> What is needed:
List every line of the records that contains the string "page", where case counts.

----------------

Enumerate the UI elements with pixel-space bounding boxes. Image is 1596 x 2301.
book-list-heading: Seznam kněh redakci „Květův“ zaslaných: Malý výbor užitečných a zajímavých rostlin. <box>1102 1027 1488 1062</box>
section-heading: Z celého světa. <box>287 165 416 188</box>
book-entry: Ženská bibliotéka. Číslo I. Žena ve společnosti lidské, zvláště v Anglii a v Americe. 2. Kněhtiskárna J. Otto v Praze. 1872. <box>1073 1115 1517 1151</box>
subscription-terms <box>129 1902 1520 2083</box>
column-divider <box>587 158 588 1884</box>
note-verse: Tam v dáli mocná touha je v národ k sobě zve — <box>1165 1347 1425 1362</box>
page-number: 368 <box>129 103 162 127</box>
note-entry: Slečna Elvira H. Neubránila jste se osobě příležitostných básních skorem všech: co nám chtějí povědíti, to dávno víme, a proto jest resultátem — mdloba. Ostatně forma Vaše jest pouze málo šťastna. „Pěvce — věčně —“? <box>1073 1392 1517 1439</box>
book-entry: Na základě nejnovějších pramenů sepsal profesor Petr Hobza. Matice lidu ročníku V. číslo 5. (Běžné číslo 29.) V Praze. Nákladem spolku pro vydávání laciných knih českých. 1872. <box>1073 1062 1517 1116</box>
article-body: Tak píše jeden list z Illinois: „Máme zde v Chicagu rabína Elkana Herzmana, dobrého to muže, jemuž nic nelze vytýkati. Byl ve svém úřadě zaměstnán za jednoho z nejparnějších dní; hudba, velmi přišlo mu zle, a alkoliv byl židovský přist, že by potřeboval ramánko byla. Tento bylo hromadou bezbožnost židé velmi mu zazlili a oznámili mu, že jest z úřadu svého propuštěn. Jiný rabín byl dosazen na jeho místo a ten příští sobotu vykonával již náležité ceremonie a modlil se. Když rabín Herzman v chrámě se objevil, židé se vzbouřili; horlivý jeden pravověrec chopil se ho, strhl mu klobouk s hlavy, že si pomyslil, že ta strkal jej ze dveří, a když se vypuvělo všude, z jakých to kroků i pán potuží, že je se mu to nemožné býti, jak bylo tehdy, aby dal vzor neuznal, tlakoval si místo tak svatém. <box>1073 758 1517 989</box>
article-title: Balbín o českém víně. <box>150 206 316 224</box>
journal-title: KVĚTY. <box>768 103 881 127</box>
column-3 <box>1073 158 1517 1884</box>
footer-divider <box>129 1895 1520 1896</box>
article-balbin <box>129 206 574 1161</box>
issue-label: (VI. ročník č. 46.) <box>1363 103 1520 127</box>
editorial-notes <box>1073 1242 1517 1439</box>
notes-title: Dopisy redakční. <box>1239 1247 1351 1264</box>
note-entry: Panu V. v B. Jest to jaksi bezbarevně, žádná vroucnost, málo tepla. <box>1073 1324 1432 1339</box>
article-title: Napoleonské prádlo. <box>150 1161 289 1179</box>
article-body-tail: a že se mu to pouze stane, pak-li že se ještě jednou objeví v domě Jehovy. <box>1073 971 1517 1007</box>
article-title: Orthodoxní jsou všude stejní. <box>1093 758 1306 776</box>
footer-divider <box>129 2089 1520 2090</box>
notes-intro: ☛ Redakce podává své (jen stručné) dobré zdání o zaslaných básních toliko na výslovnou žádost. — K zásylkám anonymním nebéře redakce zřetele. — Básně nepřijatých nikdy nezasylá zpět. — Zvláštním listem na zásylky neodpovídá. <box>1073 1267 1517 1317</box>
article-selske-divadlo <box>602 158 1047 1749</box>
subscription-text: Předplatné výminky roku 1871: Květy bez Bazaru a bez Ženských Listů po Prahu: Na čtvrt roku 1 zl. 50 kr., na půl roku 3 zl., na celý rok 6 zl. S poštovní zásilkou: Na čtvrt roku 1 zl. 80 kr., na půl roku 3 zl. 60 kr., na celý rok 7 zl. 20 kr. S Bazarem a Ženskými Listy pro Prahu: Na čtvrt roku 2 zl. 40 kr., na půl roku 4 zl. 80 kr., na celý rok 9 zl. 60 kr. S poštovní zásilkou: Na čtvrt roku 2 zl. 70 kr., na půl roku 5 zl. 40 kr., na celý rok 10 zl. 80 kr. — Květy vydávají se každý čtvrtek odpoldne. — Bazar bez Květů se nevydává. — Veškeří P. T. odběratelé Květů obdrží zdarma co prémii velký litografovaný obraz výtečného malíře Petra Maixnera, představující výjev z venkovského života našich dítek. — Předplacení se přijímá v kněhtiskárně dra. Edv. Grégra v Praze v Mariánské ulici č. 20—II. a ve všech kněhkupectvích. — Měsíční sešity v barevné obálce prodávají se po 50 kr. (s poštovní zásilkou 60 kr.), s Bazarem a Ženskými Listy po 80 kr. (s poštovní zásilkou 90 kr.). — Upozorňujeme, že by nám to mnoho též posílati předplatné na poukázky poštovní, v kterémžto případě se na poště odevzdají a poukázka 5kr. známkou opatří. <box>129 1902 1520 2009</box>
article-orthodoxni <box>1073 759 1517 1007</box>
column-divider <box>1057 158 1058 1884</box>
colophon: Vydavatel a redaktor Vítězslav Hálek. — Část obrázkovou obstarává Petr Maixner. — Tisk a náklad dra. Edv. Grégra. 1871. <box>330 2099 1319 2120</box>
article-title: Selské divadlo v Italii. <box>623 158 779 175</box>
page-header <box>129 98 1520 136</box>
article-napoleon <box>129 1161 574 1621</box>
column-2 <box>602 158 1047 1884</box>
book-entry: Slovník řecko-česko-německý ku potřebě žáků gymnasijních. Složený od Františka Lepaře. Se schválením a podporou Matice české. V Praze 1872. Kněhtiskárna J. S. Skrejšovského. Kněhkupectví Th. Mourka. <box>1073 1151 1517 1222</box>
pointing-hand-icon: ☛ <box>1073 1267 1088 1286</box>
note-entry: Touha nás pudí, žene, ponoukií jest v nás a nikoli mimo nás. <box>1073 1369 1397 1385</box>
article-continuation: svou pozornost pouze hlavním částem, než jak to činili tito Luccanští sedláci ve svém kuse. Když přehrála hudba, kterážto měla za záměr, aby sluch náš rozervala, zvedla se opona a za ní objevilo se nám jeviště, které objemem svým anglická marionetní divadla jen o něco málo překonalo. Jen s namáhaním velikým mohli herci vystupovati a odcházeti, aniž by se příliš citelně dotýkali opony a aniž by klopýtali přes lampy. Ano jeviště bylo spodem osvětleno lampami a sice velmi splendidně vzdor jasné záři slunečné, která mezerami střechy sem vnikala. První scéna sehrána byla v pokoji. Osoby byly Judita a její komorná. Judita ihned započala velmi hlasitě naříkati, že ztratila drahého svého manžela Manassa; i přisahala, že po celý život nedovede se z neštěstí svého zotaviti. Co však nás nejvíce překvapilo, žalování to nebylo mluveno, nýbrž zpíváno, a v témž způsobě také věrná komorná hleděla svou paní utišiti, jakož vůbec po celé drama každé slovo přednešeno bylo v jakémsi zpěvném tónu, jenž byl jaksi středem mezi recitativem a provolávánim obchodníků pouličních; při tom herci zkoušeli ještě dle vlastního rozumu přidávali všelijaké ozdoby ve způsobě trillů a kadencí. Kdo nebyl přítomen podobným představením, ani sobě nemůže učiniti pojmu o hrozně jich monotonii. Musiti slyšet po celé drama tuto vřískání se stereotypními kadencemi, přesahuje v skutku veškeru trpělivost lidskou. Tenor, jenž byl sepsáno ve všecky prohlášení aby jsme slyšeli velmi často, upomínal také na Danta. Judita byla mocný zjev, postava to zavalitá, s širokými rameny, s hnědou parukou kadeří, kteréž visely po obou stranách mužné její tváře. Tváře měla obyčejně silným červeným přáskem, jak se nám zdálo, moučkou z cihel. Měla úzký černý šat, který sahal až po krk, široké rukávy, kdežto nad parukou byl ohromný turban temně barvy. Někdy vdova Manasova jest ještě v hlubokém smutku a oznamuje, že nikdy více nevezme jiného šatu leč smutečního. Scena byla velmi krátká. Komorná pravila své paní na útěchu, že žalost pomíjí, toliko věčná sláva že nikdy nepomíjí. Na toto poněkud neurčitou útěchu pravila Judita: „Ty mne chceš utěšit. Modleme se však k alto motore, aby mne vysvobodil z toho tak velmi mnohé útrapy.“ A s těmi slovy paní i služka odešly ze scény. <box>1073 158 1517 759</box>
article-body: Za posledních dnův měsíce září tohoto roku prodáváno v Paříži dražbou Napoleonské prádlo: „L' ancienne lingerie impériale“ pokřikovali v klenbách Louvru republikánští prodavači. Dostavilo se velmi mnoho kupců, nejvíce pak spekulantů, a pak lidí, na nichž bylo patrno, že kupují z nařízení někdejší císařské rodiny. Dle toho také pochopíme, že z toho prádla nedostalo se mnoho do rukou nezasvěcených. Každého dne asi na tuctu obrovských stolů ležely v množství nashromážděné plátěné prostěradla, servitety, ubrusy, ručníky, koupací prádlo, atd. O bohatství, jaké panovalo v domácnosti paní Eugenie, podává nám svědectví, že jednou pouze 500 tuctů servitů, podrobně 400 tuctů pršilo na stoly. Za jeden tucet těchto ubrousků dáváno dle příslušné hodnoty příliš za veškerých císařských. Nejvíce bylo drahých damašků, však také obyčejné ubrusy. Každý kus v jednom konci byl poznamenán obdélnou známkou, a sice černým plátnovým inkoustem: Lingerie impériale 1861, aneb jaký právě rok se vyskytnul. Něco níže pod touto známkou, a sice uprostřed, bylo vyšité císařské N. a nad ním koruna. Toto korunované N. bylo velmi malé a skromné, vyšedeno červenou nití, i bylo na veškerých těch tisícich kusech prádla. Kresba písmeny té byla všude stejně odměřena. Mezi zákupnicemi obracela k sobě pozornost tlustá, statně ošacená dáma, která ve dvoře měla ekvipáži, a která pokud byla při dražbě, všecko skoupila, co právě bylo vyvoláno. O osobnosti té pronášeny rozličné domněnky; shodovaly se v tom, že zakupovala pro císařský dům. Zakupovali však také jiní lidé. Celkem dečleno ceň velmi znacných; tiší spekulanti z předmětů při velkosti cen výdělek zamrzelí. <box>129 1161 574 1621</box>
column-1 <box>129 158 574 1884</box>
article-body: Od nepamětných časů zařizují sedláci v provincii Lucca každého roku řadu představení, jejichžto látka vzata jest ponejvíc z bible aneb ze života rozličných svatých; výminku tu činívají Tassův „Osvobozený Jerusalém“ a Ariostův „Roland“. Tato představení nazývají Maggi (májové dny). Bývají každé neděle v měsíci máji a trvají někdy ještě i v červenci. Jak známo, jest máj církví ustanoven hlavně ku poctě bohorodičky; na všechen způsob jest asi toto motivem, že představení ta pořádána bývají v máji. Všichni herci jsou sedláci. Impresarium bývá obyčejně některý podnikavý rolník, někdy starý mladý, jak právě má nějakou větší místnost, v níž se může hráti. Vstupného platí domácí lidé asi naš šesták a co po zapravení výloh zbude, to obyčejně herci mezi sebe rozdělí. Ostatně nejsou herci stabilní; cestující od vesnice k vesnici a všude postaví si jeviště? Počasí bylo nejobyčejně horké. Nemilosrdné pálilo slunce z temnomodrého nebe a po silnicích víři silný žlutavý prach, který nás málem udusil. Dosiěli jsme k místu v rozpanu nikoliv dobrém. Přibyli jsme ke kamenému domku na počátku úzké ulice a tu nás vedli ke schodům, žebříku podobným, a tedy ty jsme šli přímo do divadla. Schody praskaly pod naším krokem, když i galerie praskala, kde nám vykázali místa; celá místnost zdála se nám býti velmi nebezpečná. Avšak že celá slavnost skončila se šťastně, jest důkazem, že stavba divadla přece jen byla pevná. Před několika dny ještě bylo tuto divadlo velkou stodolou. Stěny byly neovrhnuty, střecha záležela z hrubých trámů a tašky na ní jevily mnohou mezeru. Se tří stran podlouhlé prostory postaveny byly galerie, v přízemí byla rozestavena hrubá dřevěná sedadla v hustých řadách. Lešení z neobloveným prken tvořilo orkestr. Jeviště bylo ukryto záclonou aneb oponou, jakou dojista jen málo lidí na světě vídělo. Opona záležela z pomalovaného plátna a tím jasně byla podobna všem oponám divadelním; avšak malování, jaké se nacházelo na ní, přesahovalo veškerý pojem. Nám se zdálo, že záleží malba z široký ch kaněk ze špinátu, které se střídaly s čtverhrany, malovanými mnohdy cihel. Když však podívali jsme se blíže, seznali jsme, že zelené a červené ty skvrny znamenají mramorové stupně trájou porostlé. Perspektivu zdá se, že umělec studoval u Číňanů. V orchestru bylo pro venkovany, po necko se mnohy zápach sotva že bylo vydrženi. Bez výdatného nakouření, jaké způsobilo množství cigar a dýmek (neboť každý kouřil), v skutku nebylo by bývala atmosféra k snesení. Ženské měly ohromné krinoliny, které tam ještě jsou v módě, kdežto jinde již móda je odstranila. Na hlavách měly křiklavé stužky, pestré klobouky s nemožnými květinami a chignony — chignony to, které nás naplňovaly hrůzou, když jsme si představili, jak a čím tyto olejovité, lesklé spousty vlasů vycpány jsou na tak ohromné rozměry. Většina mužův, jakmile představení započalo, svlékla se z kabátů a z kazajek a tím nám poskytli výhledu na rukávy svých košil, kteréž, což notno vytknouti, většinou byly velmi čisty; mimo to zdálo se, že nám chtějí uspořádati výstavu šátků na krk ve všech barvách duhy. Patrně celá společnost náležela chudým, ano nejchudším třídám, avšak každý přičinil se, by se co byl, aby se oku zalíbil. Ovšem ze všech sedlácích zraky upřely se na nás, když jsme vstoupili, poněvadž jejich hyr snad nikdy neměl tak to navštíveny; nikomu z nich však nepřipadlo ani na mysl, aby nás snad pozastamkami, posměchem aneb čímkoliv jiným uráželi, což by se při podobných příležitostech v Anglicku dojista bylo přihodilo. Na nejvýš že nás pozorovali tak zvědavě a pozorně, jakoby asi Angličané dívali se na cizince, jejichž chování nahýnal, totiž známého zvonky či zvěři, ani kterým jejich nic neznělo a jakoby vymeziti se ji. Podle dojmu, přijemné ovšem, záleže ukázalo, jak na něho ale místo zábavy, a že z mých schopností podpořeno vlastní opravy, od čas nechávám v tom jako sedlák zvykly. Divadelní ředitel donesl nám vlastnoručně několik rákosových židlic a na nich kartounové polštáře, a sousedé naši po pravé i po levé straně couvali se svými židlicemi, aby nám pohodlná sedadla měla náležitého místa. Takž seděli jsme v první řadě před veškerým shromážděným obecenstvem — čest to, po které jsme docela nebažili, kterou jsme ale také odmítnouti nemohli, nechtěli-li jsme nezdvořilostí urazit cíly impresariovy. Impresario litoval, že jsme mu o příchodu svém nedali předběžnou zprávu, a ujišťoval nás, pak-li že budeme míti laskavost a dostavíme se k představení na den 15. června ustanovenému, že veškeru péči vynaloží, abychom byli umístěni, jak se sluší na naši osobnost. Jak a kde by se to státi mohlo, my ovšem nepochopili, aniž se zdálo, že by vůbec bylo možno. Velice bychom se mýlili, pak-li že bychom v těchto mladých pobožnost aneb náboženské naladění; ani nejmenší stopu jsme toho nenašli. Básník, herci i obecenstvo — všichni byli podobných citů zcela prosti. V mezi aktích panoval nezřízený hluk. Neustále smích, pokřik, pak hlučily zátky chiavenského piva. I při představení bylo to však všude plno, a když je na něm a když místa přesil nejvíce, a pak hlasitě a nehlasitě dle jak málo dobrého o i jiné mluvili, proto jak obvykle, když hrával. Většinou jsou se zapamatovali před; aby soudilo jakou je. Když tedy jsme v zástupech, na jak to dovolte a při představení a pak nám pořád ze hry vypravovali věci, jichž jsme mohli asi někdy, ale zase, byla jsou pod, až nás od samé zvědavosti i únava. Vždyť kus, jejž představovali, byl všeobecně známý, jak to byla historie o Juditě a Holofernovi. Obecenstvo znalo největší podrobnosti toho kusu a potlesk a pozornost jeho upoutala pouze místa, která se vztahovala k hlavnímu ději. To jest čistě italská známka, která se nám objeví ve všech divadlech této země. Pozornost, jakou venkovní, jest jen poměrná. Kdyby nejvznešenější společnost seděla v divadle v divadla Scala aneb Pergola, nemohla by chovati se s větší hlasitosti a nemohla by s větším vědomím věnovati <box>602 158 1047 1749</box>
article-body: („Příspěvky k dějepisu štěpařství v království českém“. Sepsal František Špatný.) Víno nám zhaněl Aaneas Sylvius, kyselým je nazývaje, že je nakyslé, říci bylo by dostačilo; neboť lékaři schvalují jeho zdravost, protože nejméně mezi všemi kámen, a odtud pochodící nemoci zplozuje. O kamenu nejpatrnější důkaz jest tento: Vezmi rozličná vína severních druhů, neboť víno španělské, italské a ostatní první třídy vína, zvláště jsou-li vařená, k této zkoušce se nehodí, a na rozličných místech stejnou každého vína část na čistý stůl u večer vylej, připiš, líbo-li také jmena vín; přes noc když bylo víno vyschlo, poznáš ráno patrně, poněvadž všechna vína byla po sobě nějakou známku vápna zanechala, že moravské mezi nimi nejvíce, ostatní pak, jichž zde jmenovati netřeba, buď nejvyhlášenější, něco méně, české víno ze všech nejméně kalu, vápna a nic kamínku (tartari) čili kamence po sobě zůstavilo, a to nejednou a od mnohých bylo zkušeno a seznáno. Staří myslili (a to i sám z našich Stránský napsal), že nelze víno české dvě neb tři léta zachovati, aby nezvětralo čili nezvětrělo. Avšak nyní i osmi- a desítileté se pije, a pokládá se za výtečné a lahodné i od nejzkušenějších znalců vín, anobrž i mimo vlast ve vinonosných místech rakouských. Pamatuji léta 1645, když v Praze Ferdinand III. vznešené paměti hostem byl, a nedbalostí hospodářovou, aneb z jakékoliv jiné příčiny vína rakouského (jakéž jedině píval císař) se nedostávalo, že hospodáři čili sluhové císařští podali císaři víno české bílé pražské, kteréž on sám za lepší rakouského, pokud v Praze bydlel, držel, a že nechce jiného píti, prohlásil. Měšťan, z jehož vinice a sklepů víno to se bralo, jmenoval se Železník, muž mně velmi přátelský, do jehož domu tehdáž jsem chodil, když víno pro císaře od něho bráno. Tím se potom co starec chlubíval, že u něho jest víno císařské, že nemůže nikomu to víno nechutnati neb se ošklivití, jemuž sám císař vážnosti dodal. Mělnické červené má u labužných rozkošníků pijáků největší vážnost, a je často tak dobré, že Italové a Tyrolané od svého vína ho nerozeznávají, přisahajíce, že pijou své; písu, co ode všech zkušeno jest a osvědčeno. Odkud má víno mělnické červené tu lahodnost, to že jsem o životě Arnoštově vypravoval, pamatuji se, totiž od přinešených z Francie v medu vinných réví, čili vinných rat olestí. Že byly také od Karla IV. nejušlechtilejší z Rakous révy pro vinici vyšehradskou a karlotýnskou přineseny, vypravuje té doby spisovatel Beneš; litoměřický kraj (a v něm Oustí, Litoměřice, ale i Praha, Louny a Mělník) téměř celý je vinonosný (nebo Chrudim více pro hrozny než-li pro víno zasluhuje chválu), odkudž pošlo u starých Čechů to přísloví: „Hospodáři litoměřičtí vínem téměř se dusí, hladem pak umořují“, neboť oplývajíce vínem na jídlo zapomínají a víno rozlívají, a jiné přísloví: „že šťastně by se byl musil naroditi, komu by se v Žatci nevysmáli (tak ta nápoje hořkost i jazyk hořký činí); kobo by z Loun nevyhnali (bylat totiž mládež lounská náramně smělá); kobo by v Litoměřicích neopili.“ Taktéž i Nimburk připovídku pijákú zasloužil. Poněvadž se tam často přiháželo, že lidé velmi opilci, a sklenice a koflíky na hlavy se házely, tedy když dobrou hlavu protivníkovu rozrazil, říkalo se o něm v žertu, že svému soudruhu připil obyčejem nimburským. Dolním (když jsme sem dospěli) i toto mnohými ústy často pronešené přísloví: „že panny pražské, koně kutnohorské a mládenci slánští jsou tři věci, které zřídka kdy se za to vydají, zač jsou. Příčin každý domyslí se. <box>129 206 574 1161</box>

----------------

> Full solution:
page-number: 368 <box>129 103 162 127</box>
page-header <box>129 98 1520 136</box>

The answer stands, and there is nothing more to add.